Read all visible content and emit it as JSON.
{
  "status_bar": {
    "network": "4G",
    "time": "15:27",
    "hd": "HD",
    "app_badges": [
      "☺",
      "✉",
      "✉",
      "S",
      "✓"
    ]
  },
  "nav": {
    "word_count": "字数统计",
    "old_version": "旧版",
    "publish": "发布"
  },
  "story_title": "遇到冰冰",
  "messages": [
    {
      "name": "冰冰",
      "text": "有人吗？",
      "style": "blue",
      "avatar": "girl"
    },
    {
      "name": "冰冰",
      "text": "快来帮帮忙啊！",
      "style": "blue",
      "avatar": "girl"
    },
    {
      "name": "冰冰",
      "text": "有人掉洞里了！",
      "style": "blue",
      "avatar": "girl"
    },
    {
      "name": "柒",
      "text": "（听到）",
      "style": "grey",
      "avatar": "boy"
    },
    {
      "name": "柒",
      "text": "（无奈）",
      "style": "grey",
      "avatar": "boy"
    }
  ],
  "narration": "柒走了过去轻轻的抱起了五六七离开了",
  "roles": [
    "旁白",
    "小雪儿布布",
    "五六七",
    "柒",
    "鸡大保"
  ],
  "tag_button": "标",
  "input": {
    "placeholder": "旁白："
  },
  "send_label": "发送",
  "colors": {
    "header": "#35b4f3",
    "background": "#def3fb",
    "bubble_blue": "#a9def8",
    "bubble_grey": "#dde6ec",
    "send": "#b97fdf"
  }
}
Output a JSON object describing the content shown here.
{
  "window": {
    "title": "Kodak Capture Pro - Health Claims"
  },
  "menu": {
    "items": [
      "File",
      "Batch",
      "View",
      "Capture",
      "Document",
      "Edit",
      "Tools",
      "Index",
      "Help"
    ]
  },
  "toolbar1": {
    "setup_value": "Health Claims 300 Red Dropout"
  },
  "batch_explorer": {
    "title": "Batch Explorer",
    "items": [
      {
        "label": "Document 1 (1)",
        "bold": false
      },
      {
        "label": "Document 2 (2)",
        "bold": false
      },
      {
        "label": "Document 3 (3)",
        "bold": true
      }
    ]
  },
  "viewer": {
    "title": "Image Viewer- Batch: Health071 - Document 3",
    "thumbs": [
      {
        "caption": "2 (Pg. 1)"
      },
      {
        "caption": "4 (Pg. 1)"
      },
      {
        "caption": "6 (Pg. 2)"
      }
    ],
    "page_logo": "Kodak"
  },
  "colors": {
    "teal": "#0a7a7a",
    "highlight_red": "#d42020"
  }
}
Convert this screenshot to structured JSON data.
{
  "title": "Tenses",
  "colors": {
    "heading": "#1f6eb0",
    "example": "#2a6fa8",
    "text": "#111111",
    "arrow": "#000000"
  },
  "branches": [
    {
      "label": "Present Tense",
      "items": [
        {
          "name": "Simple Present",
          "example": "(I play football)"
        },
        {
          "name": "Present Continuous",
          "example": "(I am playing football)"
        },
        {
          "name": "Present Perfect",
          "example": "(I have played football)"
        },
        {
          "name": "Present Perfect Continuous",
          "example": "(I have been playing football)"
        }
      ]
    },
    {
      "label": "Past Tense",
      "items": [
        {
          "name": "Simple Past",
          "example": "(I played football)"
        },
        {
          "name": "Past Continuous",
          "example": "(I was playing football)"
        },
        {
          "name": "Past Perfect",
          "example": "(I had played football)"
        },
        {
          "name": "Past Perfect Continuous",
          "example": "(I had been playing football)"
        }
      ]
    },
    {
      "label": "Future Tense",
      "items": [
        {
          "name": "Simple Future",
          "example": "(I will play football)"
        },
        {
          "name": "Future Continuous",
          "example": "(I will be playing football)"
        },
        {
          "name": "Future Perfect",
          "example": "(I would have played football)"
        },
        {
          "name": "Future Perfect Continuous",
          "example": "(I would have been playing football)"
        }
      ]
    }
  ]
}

—————

Copy all of the data. Keep every word exactly as it is.

◆ **Solution to the problem**:
Read all visible content and emit it as JSON.
{
  "status_bar": {
    "network": "4G",
    "time": "15:27",
    "hd": "HD",
    "app_badges": [
      "☺",
      "✉",
      "✉",
      "S",
      "✓"
    ]
  },
  "nav": {
    "word_count": "字数统计",
    "old_version": "旧版",
    "publish": "发布"
  },
  "story_title": "遇到冰冰",
  "messages": [
    {
      "name": "冰冰",
      "text": "有人吗？",
      "style": "blue",
      "avatar": "girl"
    },
    {
      "name": "冰冰",
      "text": "快来帮帮忙啊！",
      "style": "blue",
      "avatar": "girl"
    },
    {
      "name": "冰冰",
      "text": "有人掉洞里了！",
      "style": "blue",
      "avatar": "girl"
    },
    {
      "name": "柒",
      "text": "（听到）",
      "style": "grey",
      "avatar": "boy"
    },
    {
      "name": "柒",
      "text": "（无奈）",
      "style": "grey",
      "avatar": "boy"
    }
  ],
  "narration": "柒走了过去轻轻的抱起了五六七离开了",
  "roles": [
    "旁白",
    "小雪儿布布",
    "五六七",
    "柒",
    "鸡大保"
  ],
  "tag_button": "标",
  "input": {
    "placeholder": "旁白："
  },
  "send_label": "发送",
  "colors": {
    "header": "#35b4f3",
    "background": "#def3fb",
    "bubble_blue": "#a9def8",
    "bubble_grey": "#dde6ec",
    "send": "#b97fdf"
  }
}
Output a JSON object describing the content shown here.
{
  "window": {
    "title": "Kodak Capture Pro - Health Claims"
  },
  "menu": {
    "items": [
      "File",
      "Batch",
      "View",
      "Capture",
      "Document",
      "Edit",
      "Tools",
      "Index",
      "Help"
    ]
  },
  "toolbar1": {
    "setup_value": "Health Claims 300 Red Dropout"
  },
  "batch_explorer": {
    "title": "Batch Explorer",
    "items": [
      {
        "label": "Document 1 (1)",
        "bold": false
      },
      {
        "label": "Document 2 (2)",
        "bold": false
      },
      {
        "label": "Document 3 (3)",
        "bold": true
      }
    ]
  },
  "viewer": {
    "title": "Image Viewer- Batch: Health071 - Document 3",
    "thumbs": [
      {
        "caption": "2 (Pg. 1)"
      },
      {
        "caption": "4 (Pg. 1)"
      },
      {
        "caption": "6 (Pg. 2)"
      }
    ],
    "page_logo": "Kodak"
  },
  "colors": {
    "teal": "#0a7a7a",
    "highlight_red": "#d42020"
  }
}
Convert this screenshot to structured JSON data.
{
  "title": "Tenses",
  "colors": {
    "heading": "#1f6eb0",
    "example": "#2a6fa8",
    "text": "#111111",
    "arrow": "#000000"
  },
  "branches": [
    {
      "label": "Present Tense",
      "items": [
        {
          "name": "Simple Present",
          "example": "(I play football)"
        },
        {
          "name": "Present Continuous",
          "example": "(I am playing football)"
        },
        {
          "name": "Present Perfect",
          "example": "(I have played football)"
        },
        {
          "name": "Present Perfect Continuous",
          "example": "(I have been playing football)"
        }
      ]
    },
    {
      "label": "Past Tense",
      "items": [
        {
          "name": "Simple Past",
          "example": "(I played football)"
        },
        {
          "name": "Past Continuous",
          "example": "(I was playing football)"
        },
        {
          "name": "Past Perfect",
          "example": "(I had played football)"
        },
        {
          "name": "Past Perfect Continuous",
          "example": "(I had been playing football)"
        }
      ]
    },
    {
      "label": "Future Tense",
      "items": [
        {
          "name": "Simple Future",
          "example": "(I will play football)"
        },
        {
          "name": "Future Continuous",
          "example": "(I will be playing football)"
        },
        {
          "name": "Future Perfect",
          "example": "(I would have played football)"
        },
        {
          "name": "Future Perfect Continuous",
          "example": "(I would have been playing football)"
        }
      ]
    }
  ]
}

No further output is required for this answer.